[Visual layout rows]
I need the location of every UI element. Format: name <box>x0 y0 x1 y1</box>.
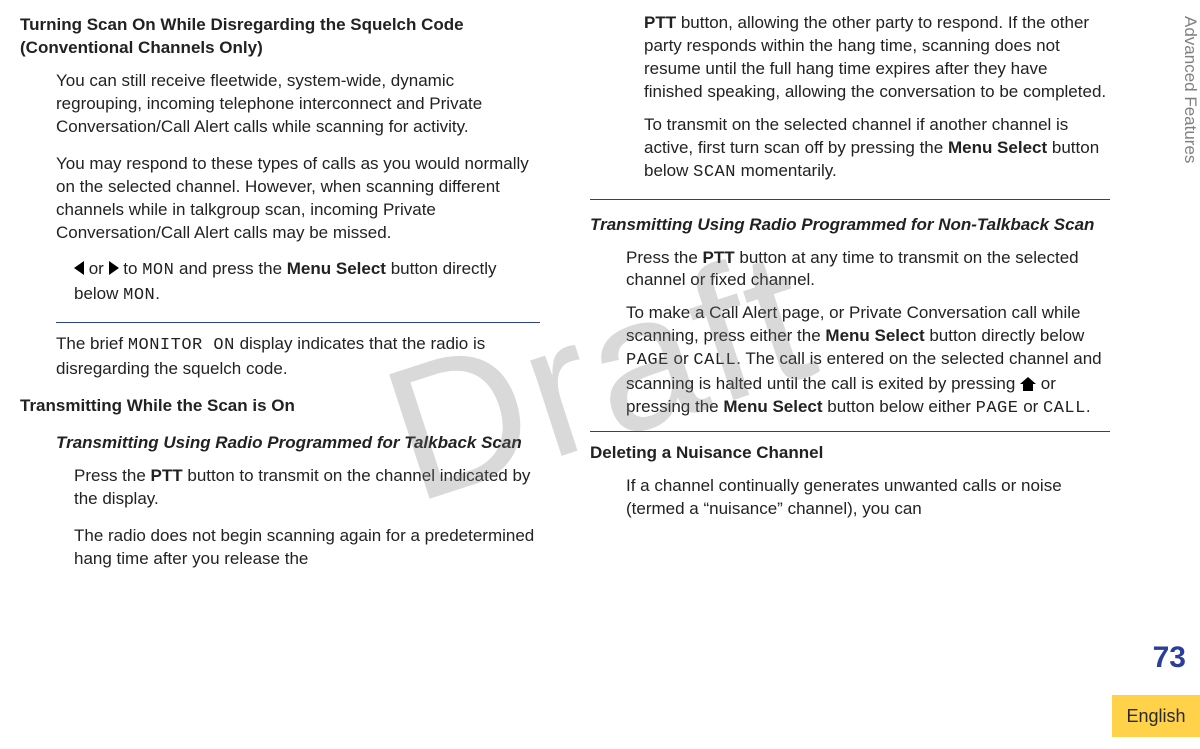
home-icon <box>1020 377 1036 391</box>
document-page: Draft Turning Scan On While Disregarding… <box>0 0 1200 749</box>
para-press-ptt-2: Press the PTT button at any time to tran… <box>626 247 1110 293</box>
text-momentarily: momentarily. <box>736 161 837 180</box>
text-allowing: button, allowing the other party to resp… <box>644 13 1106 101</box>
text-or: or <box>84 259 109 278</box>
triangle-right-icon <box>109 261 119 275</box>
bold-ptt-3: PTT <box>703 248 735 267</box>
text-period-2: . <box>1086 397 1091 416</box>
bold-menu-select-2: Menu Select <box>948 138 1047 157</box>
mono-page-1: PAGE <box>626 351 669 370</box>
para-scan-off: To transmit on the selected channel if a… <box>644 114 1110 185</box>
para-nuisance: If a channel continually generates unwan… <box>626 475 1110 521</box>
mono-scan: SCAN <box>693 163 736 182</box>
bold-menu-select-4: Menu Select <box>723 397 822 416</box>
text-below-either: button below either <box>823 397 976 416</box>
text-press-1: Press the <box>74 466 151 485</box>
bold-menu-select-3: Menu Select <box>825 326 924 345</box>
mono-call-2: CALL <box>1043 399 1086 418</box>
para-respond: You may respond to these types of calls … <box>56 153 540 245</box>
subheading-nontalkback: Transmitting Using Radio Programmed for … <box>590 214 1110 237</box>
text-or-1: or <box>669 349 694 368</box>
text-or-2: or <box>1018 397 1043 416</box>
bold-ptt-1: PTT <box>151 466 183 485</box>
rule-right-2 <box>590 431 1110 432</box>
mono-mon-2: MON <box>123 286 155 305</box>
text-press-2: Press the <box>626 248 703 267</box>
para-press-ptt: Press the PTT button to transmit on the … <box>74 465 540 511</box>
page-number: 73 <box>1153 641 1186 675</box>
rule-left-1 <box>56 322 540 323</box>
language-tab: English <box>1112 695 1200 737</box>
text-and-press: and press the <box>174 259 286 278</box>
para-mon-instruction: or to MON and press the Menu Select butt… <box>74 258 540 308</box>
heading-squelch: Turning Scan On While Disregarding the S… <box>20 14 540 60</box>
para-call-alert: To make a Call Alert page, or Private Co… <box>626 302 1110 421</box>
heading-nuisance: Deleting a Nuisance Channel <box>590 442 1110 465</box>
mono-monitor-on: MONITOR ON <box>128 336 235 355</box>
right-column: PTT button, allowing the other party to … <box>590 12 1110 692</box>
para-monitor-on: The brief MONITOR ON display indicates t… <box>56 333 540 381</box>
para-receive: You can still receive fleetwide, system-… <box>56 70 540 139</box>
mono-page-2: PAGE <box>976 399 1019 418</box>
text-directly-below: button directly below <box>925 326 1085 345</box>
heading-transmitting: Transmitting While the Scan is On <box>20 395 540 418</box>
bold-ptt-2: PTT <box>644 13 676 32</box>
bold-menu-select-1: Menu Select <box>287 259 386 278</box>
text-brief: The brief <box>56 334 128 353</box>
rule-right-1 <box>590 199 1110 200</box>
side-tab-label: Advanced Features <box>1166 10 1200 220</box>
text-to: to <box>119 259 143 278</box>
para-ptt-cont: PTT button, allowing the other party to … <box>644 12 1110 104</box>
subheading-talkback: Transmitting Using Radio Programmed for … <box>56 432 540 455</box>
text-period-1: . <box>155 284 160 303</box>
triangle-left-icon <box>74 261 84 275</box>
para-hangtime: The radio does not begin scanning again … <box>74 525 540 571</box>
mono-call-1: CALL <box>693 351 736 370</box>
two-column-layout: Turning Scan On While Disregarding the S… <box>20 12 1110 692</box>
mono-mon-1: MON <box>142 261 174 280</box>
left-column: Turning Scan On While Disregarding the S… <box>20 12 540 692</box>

Task brief
Rewrite all of the rows above, swapping "Advanced Features" for "Extra Features" and keeping everything else the same. Leave the pictures out of your answer.

The output
I need the location of every UI element. Format: name <box>x0 y0 x1 y1</box>.
home-icon <box>1020 377 1036 391</box>
document-page: Draft Turning Scan On While Disregarding… <box>0 0 1200 749</box>
para-press-ptt-2: Press the PTT button at any time to tran… <box>626 247 1110 293</box>
text-momentarily: momentarily. <box>736 161 837 180</box>
text-allowing: button, allowing the other party to resp… <box>644 13 1106 101</box>
text-or: or <box>84 259 109 278</box>
triangle-right-icon <box>109 261 119 275</box>
bold-ptt-3: PTT <box>703 248 735 267</box>
text-period-2: . <box>1086 397 1091 416</box>
bold-menu-select-2: Menu Select <box>948 138 1047 157</box>
mono-page-1: PAGE <box>626 351 669 370</box>
para-scan-off: To transmit on the selected channel if a… <box>644 114 1110 185</box>
para-nuisance: If a channel continually generates unwan… <box>626 475 1110 521</box>
mono-scan: SCAN <box>693 163 736 182</box>
bold-menu-select-4: Menu Select <box>723 397 822 416</box>
text-below-either: button below either <box>823 397 976 416</box>
text-press-1: Press the <box>74 466 151 485</box>
bold-menu-select-3: Menu Select <box>825 326 924 345</box>
mono-call-2: CALL <box>1043 399 1086 418</box>
para-respond: You may respond to these types of calls … <box>56 153 540 245</box>
subheading-nontalkback: Transmitting Using Radio Programmed for … <box>590 214 1110 237</box>
text-or-1: or <box>669 349 694 368</box>
text-or-2: or <box>1018 397 1043 416</box>
bold-ptt-1: PTT <box>151 466 183 485</box>
rule-right-2 <box>590 431 1110 432</box>
mono-mon-2: MON <box>123 286 155 305</box>
text-press-2: Press the <box>626 248 703 267</box>
para-press-ptt: Press the PTT button to transmit on the … <box>74 465 540 511</box>
page-number: 73 <box>1153 641 1186 675</box>
rule-left-1 <box>56 322 540 323</box>
language-tab: English <box>1112 695 1200 737</box>
text-and-press: and press the <box>174 259 286 278</box>
para-mon-instruction: or to MON and press the Menu Select butt… <box>74 258 540 308</box>
heading-squelch: Turning Scan On While Disregarding the S… <box>20 14 540 60</box>
para-call-alert: To make a Call Alert page, or Private Co… <box>626 302 1110 421</box>
heading-nuisance: Deleting a Nuisance Channel <box>590 442 1110 465</box>
mono-monitor-on: MONITOR ON <box>128 336 235 355</box>
right-column: PTT button, allowing the other party to … <box>590 12 1110 692</box>
para-monitor-on: The brief MONITOR ON display indicates t… <box>56 333 540 381</box>
para-receive: You can still receive fleetwide, system-… <box>56 70 540 139</box>
mono-page-2: PAGE <box>976 399 1019 418</box>
text-directly-below: button directly below <box>925 326 1085 345</box>
heading-transmitting: Transmitting While the Scan is On <box>20 395 540 418</box>
bold-ptt-2: PTT <box>644 13 676 32</box>
bold-menu-select-1: Menu Select <box>287 259 386 278</box>
text-brief: The brief <box>56 334 128 353</box>
rule-right-1 <box>590 199 1110 200</box>
side-tab-label: Extra Features <box>1166 10 1200 220</box>
text-to: to <box>119 259 143 278</box>
para-ptt-cont: PTT button, allowing the other party to … <box>644 12 1110 104</box>
subheading-talkback: Transmitting Using Radio Programmed for … <box>56 432 540 455</box>
text-period-1: . <box>155 284 160 303</box>
triangle-left-icon <box>74 261 84 275</box>
para-hangtime: The radio does not begin scanning again … <box>74 525 540 571</box>
mono-call-1: CALL <box>693 351 736 370</box>
two-column-layout: Turning Scan On While Disregarding the S… <box>20 12 1110 692</box>
mono-mon-1: MON <box>142 261 174 280</box>
left-column: Turning Scan On While Disregarding the S… <box>20 12 540 692</box>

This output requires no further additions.